**Aim**:
Extract every entry word for word.

**Task inputs**:
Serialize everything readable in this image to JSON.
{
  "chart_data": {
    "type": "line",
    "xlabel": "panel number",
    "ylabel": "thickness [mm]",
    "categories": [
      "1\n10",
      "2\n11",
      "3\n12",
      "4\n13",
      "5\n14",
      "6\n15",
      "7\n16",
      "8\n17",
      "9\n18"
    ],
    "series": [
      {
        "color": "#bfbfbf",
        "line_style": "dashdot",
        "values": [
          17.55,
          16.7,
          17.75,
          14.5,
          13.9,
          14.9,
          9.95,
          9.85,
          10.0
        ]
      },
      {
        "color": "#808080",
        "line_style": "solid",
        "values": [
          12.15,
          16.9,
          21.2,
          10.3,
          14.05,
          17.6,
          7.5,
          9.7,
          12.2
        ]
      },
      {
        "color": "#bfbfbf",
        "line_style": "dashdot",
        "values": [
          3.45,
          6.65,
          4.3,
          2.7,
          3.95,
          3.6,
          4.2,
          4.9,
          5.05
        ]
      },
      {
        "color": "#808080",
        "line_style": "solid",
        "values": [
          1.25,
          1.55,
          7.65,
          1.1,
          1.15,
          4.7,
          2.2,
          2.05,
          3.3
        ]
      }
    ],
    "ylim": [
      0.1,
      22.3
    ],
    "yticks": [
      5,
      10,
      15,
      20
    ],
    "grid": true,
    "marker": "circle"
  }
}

**Task response**:
Serialize everything readable in this image to JSON.
{
  "chart_data": {
    "type": "line",
    "xlabel": "panel number",
    "ylabel": "thickness [mm]",
    "categories": [
      "1\n10",
      "2\n11",
      "3\n12",
      "4\n13",
      "5\n14",
      "6\n15",
      "7\n16",
      "8\n17",
      "9\n18"
    ],
    "series": [
      {
        "color": "#bfbfbf",
        "line_style": "dashdot",
        "values": [
          17.55,
          16.7,
          17.75,
          14.5,
          13.9,
          14.9,
          9.95,
          9.85,
          10.0
        ]
      },
      {
        "color": "#808080",
        "line_style": "solid",
        "values": [
          12.15,
          16.9,
          21.2,
          10.3,
          14.05,
          17.6,
          7.5,
          9.7,
          12.2
        ]
      },
      {
        "color": "#bfbfbf",
        "line_style": "dashdot",
        "values": [
          3.45,
          6.65,
          4.3,
          2.7,
          3.95,
          3.6,
          4.2,
          4.9,
          5.05
        ]
      },
      {
        "color": "#808080",
        "line_style": "solid",
        "values": [
          1.25,
          1.55,
          7.65,
          1.1,
          1.15,
          4.7,
          2.2,
          2.05,
          3.3
        ]
      }
    ],
    "ylim": [
      0.1,
      22.3
    ],
    "yticks": [
      5,
      10,
      15,
      20
    ],
    "grid": true,
    "marker": "circle"
  }
}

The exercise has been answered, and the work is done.